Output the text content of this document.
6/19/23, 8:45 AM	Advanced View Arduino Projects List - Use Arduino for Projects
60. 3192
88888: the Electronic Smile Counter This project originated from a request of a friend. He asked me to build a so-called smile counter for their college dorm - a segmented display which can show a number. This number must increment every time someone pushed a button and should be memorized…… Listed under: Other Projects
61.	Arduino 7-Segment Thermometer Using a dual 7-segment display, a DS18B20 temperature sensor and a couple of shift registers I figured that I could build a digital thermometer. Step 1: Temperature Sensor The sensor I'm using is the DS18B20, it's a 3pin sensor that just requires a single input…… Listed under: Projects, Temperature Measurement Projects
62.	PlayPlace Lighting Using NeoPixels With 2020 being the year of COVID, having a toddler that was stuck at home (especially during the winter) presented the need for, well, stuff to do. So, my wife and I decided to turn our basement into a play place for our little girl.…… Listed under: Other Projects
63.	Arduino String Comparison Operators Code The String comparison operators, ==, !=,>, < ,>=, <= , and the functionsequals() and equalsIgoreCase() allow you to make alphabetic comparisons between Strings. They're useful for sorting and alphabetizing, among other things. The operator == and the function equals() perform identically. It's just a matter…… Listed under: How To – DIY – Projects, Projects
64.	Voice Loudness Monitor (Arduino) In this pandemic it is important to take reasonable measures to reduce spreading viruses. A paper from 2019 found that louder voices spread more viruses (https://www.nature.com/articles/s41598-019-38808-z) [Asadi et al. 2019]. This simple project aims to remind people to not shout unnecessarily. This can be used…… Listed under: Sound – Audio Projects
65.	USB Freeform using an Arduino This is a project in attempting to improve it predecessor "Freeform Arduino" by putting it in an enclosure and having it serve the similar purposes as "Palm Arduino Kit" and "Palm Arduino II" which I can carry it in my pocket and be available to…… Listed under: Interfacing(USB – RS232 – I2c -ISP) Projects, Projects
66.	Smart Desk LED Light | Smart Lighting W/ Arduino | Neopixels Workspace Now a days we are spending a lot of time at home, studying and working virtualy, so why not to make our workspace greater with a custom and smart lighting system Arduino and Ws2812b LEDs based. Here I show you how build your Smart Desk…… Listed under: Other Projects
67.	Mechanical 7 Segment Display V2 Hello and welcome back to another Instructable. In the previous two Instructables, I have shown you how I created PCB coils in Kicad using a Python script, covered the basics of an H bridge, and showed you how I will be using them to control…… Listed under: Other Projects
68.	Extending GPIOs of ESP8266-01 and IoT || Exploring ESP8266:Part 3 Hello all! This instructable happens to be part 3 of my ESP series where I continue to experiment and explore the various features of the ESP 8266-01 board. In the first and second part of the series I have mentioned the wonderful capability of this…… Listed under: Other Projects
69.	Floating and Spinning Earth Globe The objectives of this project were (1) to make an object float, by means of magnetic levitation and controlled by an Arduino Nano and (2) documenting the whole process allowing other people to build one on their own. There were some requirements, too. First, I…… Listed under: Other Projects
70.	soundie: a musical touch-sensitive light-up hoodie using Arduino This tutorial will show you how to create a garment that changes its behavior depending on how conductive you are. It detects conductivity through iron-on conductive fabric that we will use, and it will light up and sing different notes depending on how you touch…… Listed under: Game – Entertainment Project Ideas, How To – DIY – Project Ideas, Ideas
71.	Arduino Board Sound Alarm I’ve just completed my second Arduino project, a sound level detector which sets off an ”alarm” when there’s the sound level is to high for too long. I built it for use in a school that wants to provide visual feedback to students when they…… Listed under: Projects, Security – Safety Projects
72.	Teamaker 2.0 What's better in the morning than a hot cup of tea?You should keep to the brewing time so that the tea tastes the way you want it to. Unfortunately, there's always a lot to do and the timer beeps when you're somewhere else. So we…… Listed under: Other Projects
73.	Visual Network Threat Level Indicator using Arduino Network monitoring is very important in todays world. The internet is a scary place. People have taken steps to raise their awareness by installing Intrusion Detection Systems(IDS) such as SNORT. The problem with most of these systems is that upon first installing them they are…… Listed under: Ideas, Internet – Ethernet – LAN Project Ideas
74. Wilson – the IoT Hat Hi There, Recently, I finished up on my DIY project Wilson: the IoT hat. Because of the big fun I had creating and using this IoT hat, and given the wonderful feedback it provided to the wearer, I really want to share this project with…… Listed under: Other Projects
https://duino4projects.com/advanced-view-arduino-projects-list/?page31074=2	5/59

Task item
Transcribe the data exactly.

Finished task
Output the text content of this document.
6/19/23, 8:45 AM	Advanced View Arduino Projects List - Use Arduino for Projects
60. 3192
88888: the Electronic Smile Counter This project originated from a request of a friend. He asked me to build a so-called smile counter for their college dorm - a segmented display which can show a number. This number must increment every time someone pushed a button and should be memorized…… Listed under: Other Projects
61.	Arduino 7-Segment Thermometer Using a dual 7-segment display, a DS18B20 temperature sensor and a couple of shift registers I figured that I could build a digital thermometer. Step 1: Temperature Sensor The sensor I'm using is the DS18B20, it's a 3pin sensor that just requires a single input…… Listed under: Projects, Temperature Measurement Projects
62.	PlayPlace Lighting Using NeoPixels With 2020 being the year of COVID, having a toddler that was stuck at home (especially during the winter) presented the need for, well, stuff to do. So, my wife and I decided to turn our basement into a play place for our little girl.…… Listed under: Other Projects
63.	Arduino String Comparison Operators Code The String comparison operators, ==, !=,>, < ,>=, <= , and the functionsequals() and equalsIgoreCase() allow you to make alphabetic comparisons between Strings. They're useful for sorting and alphabetizing, among other things. The operator == and the function equals() perform identically. It's just a matter…… Listed under: How To – DIY – Projects, Projects
64.	Voice Loudness Monitor (Arduino) In this pandemic it is important to take reasonable measures to reduce spreading viruses. A paper from 2019 found that louder voices spread more viruses (https://www.nature.com/articles/s41598-019-38808-z) [Asadi et al. 2019]. This simple project aims to remind people to not shout unnecessarily. This can be used…… Listed under: Sound – Audio Projects
65.	USB Freeform using an Arduino This is a project in attempting to improve it predecessor "Freeform Arduino" by putting it in an enclosure and having it serve the similar purposes as "Palm Arduino Kit" and "Palm Arduino II" which I can carry it in my pocket and be available to…… Listed under: Interfacing(USB – RS232 – I2c -ISP) Projects, Projects
66.	Smart Desk LED Light | Smart Lighting W/ Arduino | Neopixels Workspace Now a days we are spending a lot of time at home, studying and working virtualy, so why not to make our workspace greater with a custom and smart lighting system Arduino and Ws2812b LEDs based. Here I show you how build your Smart Desk…… Listed under: Other Projects
67.	Mechanical 7 Segment Display V2 Hello and welcome back to another Instructable. In the previous two Instructables, I have shown you how I created PCB coils in Kicad using a Python script, covered the basics of an H bridge, and showed you how I will be using them to control…… Listed under: Other Projects
68.	Extending GPIOs of ESP8266-01 and IoT || Exploring ESP8266:Part 3 Hello all! This instructable happens to be part 3 of my ESP series where I continue to experiment and explore the various features of the ESP 8266-01 board. In the first and second part of the series I have mentioned the wonderful capability of this…… Listed under: Other Projects
69.	Floating and Spinning Earth Globe The objectives of this project were (1) to make an object float, by means of magnetic levitation and controlled by an Arduino Nano and (2) documenting the whole process allowing other people to build one on their own. There were some requirements, too. First, I…… Listed under: Other Projects
70.	soundie: a musical touch-sensitive light-up hoodie using Arduino This tutorial will show you how to create a garment that changes its behavior depending on how conductive you are. It detects conductivity through iron-on conductive fabric that we will use, and it will light up and sing different notes depending on how you touch…… Listed under: Game – Entertainment Project Ideas, How To – DIY – Project Ideas, Ideas
71.	Arduino Board Sound Alarm I’ve just completed my second Arduino project, a sound level detector which sets off an ”alarm” when there’s the sound level is to high for too long. I built it for use in a school that wants to provide visual feedback to students when they…… Listed under: Projects, Security – Safety Projects
72.	Teamaker 2.0 What's better in the morning than a hot cup of tea?You should keep to the brewing time so that the tea tastes the way you want it to. Unfortunately, there's always a lot to do and the timer beeps when you're somewhere else. So we…… Listed under: Other Projects
73.	Visual Network Threat Level Indicator using Arduino Network monitoring is very important in todays world. The internet is a scary place. People have taken steps to raise their awareness by installing Intrusion Detection Systems(IDS) such as SNORT. The problem with most of these systems is that upon first installing them they are…… Listed under: Ideas, Internet – Ethernet – LAN Project Ideas
74. Wilson – the IoT Hat Hi There, Recently, I finished up on my DIY project Wilson: the IoT hat. Because of the big fun I had creating and using this IoT hat, and given the wonderful feedback it provided to the wearer, I really want to share this project with…… Listed under: Other Projects
https://duino4projects.com/advanced-view-arduino-projects-list/?page31074=2	5/59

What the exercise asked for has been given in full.